= What is expected =
The entries that follow should be written out exactly.

Stored records:

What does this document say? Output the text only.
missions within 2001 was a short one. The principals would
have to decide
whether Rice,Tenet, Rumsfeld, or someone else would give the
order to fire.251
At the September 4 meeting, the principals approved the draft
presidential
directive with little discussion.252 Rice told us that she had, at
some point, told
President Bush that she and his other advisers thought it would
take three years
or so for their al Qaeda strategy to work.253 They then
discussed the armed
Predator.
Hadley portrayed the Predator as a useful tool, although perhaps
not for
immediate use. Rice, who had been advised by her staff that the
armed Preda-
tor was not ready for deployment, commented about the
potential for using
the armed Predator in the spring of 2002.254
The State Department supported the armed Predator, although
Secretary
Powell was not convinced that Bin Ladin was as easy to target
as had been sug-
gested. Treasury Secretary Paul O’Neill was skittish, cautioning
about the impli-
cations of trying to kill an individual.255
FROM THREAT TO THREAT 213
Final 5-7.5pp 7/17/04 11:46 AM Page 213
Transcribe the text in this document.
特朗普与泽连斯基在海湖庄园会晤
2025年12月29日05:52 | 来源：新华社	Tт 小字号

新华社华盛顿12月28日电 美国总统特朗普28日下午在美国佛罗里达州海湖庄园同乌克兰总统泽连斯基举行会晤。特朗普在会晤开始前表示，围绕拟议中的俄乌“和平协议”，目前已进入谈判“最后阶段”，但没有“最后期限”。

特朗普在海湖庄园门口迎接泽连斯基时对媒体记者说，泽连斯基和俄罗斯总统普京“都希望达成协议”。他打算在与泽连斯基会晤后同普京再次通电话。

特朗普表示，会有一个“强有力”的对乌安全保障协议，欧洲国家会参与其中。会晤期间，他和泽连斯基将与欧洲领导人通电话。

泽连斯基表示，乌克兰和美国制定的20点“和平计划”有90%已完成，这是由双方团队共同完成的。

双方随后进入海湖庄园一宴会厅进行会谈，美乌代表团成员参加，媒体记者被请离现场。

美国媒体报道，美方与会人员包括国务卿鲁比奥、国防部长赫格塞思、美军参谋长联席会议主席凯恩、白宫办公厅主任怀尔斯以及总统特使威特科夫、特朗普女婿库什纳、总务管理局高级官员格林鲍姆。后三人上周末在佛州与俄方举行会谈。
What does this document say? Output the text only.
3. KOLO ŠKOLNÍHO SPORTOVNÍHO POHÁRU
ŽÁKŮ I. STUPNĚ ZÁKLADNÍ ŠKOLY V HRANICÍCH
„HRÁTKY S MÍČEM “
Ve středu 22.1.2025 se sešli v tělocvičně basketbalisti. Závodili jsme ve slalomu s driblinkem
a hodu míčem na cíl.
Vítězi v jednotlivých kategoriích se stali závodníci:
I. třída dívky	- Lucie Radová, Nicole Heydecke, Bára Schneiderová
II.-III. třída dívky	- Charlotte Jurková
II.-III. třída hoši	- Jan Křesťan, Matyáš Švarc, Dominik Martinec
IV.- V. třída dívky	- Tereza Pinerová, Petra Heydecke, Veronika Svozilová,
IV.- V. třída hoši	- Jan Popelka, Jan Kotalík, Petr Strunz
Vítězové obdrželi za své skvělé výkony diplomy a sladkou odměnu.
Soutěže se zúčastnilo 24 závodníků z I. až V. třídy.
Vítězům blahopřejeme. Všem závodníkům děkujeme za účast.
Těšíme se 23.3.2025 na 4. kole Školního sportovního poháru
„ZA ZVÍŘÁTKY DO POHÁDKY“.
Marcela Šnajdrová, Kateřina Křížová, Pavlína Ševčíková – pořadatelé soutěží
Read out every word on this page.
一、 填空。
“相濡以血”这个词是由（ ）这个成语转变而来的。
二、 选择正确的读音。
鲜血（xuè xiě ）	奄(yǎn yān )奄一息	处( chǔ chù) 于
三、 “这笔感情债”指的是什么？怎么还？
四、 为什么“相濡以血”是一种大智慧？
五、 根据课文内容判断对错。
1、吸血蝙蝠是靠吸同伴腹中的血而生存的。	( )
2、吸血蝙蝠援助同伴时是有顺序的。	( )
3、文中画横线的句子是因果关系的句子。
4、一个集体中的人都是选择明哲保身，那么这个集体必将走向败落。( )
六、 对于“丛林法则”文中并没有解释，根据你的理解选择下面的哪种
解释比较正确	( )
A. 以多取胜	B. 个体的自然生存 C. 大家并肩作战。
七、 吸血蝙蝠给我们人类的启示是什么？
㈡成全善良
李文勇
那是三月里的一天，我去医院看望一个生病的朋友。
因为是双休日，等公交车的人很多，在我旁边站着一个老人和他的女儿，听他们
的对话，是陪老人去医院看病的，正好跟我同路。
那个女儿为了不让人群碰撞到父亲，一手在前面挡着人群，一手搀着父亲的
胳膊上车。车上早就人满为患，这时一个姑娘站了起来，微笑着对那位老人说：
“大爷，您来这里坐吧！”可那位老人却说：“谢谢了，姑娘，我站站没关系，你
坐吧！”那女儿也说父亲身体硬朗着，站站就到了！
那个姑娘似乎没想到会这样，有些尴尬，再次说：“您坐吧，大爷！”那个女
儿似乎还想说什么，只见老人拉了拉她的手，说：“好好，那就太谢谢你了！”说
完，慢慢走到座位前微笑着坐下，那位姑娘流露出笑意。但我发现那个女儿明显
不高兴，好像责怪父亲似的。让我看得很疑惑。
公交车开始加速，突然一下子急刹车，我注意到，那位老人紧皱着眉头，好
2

= Written reply =
What does this document say? Output the text only.
missions within 2001 was a short one. The principals would
have to decide
whether Rice,Tenet, Rumsfeld, or someone else would give the
order to fire.251
At the September 4 meeting, the principals approved the draft
presidential
directive with little discussion.252 Rice told us that she had, at
some point, told
President Bush that she and his other advisers thought it would
take three years
or so for their al Qaeda strategy to work.253 They then
discussed the armed
Predator.
Hadley portrayed the Predator as a useful tool, although perhaps
not for
immediate use. Rice, who had been advised by her staff that the
armed Preda-
tor was not ready for deployment, commented about the
potential for using
the armed Predator in the spring of 2002.254
The State Department supported the armed Predator, although
Secretary
Powell was not convinced that Bin Ladin was as easy to target
as had been sug-
gested. Treasury Secretary Paul O’Neill was skittish, cautioning
about the impli-
cations of trying to kill an individual.255
FROM THREAT TO THREAT 213
Final 5-7.5pp 7/17/04 11:46 AM Page 213
Transcribe the text in this document.
特朗普与泽连斯基在海湖庄园会晤
2025年12月29日05:52 | 来源：新华社	Tт 小字号

新华社华盛顿12月28日电 美国总统特朗普28日下午在美国佛罗里达州海湖庄园同乌克兰总统泽连斯基举行会晤。特朗普在会晤开始前表示，围绕拟议中的俄乌“和平协议”，目前已进入谈判“最后阶段”，但没有“最后期限”。

特朗普在海湖庄园门口迎接泽连斯基时对媒体记者说，泽连斯基和俄罗斯总统普京“都希望达成协议”。他打算在与泽连斯基会晤后同普京再次通电话。

特朗普表示，会有一个“强有力”的对乌安全保障协议，欧洲国家会参与其中。会晤期间，他和泽连斯基将与欧洲领导人通电话。

泽连斯基表示，乌克兰和美国制定的20点“和平计划”有90%已完成，这是由双方团队共同完成的。

双方随后进入海湖庄园一宴会厅进行会谈，美乌代表团成员参加，媒体记者被请离现场。

美国媒体报道，美方与会人员包括国务卿鲁比奥、国防部长赫格塞思、美军参谋长联席会议主席凯恩、白宫办公厅主任怀尔斯以及总统特使威特科夫、特朗普女婿库什纳、总务管理局高级官员格林鲍姆。后三人上周末在佛州与俄方举行会谈。
What does this document say? Output the text only.
3. KOLO ŠKOLNÍHO SPORTOVNÍHO POHÁRU
ŽÁKŮ I. STUPNĚ ZÁKLADNÍ ŠKOLY V HRANICÍCH
„HRÁTKY S MÍČEM “
Ve středu 22.1.2025 se sešli v tělocvičně basketbalisti. Závodili jsme ve slalomu s driblinkem
a hodu míčem na cíl.
Vítězi v jednotlivých kategoriích se stali závodníci:
I. třída dívky	- Lucie Radová, Nicole Heydecke, Bára Schneiderová
II.-III. třída dívky	- Charlotte Jurková
II.-III. třída hoši	- Jan Křesťan, Matyáš Švarc, Dominik Martinec
IV.- V. třída dívky	- Tereza Pinerová, Petra Heydecke, Veronika Svozilová,
IV.- V. třída hoši	- Jan Popelka, Jan Kotalík, Petr Strunz
Vítězové obdrželi za své skvělé výkony diplomy a sladkou odměnu.
Soutěže se zúčastnilo 24 závodníků z I. až V. třídy.
Vítězům blahopřejeme. Všem závodníkům děkujeme za účast.
Těšíme se 23.3.2025 na 4. kole Školního sportovního poháru
„ZA ZVÍŘÁTKY DO POHÁDKY“.
Marcela Šnajdrová, Kateřina Křížová, Pavlína Ševčíková – pořadatelé soutěží
Read out every word on this page.
一、 填空。
“相濡以血”这个词是由（ ）这个成语转变而来的。
二、 选择正确的读音。
鲜血（xuè xiě ）	奄(yǎn yān )奄一息	处( chǔ chù) 于
三、 “这笔感情债”指的是什么？怎么还？
四、 为什么“相濡以血”是一种大智慧？
五、 根据课文内容判断对错。
1、吸血蝙蝠是靠吸同伴腹中的血而生存的。	( )
2、吸血蝙蝠援助同伴时是有顺序的。	( )
3、文中画横线的句子是因果关系的句子。
4、一个集体中的人都是选择明哲保身，那么这个集体必将走向败落。( )
六、 对于“丛林法则”文中并没有解释，根据你的理解选择下面的哪种
解释比较正确	( )
A. 以多取胜	B. 个体的自然生存 C. 大家并肩作战。
七、 吸血蝙蝠给我们人类的启示是什么？
㈡成全善良
李文勇
那是三月里的一天，我去医院看望一个生病的朋友。
因为是双休日，等公交车的人很多，在我旁边站着一个老人和他的女儿，听他们
的对话，是陪老人去医院看病的，正好跟我同路。
那个女儿为了不让人群碰撞到父亲，一手在前面挡着人群，一手搀着父亲的
胳膊上车。车上早就人满为患，这时一个姑娘站了起来，微笑着对那位老人说：
“大爷，您来这里坐吧！”可那位老人却说：“谢谢了，姑娘，我站站没关系，你
坐吧！”那女儿也说父亲身体硬朗着，站站就到了！
那个姑娘似乎没想到会这样，有些尴尬，再次说：“您坐吧，大爷！”那个女
儿似乎还想说什么，只见老人拉了拉她的手，说：“好好，那就太谢谢你了！”说
完，慢慢走到座位前微笑着坐下，那位姑娘流露出笑意。但我发现那个女儿明显
不高兴，好像责怪父亲似的。让我看得很疑惑。
公交车开始加速，突然一下子急刹车，我注意到，那位老人紧皱着眉头，好
2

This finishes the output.